+++ Material provided +++

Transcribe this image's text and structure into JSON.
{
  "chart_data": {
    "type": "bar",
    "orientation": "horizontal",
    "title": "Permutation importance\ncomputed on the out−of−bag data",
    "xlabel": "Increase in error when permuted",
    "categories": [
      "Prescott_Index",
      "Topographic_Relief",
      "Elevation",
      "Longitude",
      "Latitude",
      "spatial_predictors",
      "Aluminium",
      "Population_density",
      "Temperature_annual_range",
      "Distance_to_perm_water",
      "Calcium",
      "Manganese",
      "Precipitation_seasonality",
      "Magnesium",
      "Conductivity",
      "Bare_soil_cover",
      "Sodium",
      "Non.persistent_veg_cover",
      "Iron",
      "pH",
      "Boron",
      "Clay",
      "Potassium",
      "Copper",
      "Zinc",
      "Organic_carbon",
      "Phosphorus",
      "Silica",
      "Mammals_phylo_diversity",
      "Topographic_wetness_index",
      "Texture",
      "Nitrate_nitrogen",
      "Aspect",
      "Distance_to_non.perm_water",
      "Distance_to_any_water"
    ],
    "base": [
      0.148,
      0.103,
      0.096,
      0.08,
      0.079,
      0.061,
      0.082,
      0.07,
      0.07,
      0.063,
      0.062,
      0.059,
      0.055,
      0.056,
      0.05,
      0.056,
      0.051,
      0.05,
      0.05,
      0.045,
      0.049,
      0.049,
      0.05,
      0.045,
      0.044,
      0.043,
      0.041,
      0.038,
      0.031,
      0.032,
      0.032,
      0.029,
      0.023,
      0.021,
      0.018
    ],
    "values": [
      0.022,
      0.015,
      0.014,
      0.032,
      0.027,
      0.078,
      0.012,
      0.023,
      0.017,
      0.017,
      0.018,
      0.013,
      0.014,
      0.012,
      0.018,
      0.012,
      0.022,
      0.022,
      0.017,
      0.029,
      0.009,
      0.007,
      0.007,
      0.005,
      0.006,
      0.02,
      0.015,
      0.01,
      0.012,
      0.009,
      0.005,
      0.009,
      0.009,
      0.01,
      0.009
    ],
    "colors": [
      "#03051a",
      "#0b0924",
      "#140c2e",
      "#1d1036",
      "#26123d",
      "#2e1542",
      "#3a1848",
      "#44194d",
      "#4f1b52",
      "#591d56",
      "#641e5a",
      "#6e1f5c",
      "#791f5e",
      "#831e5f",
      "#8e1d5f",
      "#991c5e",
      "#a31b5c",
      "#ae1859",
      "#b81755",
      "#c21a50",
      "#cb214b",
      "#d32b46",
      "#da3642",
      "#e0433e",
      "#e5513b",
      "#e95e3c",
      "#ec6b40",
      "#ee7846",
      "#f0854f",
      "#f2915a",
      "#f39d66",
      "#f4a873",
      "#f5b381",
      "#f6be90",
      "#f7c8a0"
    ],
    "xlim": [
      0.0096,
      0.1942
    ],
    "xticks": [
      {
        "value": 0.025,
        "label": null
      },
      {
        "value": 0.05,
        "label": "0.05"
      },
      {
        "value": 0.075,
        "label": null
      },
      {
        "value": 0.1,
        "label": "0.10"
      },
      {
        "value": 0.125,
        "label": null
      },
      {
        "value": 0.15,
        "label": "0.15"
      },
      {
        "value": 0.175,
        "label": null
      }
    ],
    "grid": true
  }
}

+++

• **Task description**
Your task is to reproduce the whole listing exactly.

• **Solution below**
Transcribe this image's text and structure into JSON.
{
  "chart_data": {
    "type": "bar",
    "orientation": "horizontal",
    "title": "Permutation importance\ncomputed on the out−of−bag data",
    "xlabel": "Increase in error when permuted",
    "categories": [
      "Prescott_Index",
      "Topographic_Relief",
      "Elevation",
      "Longitude",
      "Latitude",
      "spatial_predictors",
      "Aluminium",
      "Population_density",
      "Temperature_annual_range",
      "Distance_to_perm_water",
      "Calcium",
      "Manganese",
      "Precipitation_seasonality",
      "Magnesium",
      "Conductivity",
      "Bare_soil_cover",
      "Sodium",
      "Non.persistent_veg_cover",
      "Iron",
      "pH",
      "Boron",
      "Clay",
      "Potassium",
      "Copper",
      "Zinc",
      "Organic_carbon",
      "Phosphorus",
      "Silica",
      "Mammals_phylo_diversity",
      "Topographic_wetness_index",
      "Texture",
      "Nitrate_nitrogen",
      "Aspect",
      "Distance_to_non.perm_water",
      "Distance_to_any_water"
    ],
    "base": [
      0.148,
      0.103,
      0.096,
      0.08,
      0.079,
      0.061,
      0.082,
      0.07,
      0.07,
      0.063,
      0.062,
      0.059,
      0.055,
      0.056,
      0.05,
      0.056,
      0.051,
      0.05,
      0.05,
      0.045,
      0.049,
      0.049,
      0.05,
      0.045,
      0.044,
      0.043,
      0.041,
      0.038,
      0.031,
      0.032,
      0.032,
      0.029,
      0.023,
      0.021,
      0.018
    ],
    "values": [
      0.022,
      0.015,
      0.014,
      0.032,
      0.027,
      0.078,
      0.012,
      0.023,
      0.017,
      0.017,
      0.018,
      0.013,
      0.014,
      0.012,
      0.018,
      0.012,
      0.022,
      0.022,
      0.017,
      0.029,
      0.009,
      0.007,
      0.007,
      0.005,
      0.006,
      0.02,
      0.015,
      0.01,
      0.012,
      0.009,
      0.005,
      0.009,
      0.009,
      0.01,
      0.009
    ],
    "colors": [
      "#03051a",
      "#0b0924",
      "#140c2e",
      "#1d1036",
      "#26123d",
      "#2e1542",
      "#3a1848",
      "#44194d",
      "#4f1b52",
      "#591d56",
      "#641e5a",
      "#6e1f5c",
      "#791f5e",
      "#831e5f",
      "#8e1d5f",
      "#991c5e",
      "#a31b5c",
      "#ae1859",
      "#b81755",
      "#c21a50",
      "#cb214b",
      "#d32b46",
      "#da3642",
      "#e0433e",
      "#e5513b",
      "#e95e3c",
      "#ec6b40",
      "#ee7846",
      "#f0854f",
      "#f2915a",
      "#f39d66",
      "#f4a873",
      "#f5b381",
      "#f6be90",
      "#f7c8a0"
    ],
    "xlim": [
      0.0096,
      0.1942
    ],
    "xticks": [
      {
        "value": 0.025,
        "label": null
      },
      {
        "value": 0.05,
        "label": "0.05"
      },
      {
        "value": 0.075,
        "label": null
      },
      {
        "value": 0.1,
        "label": "0.10"
      },
      {
        "value": 0.125,
        "label": null
      },
      {
        "value": 0.15,
        "label": "0.15"
      },
      {
        "value": 0.175,
        "label": null
      }
    ],
    "grid": true
  }
}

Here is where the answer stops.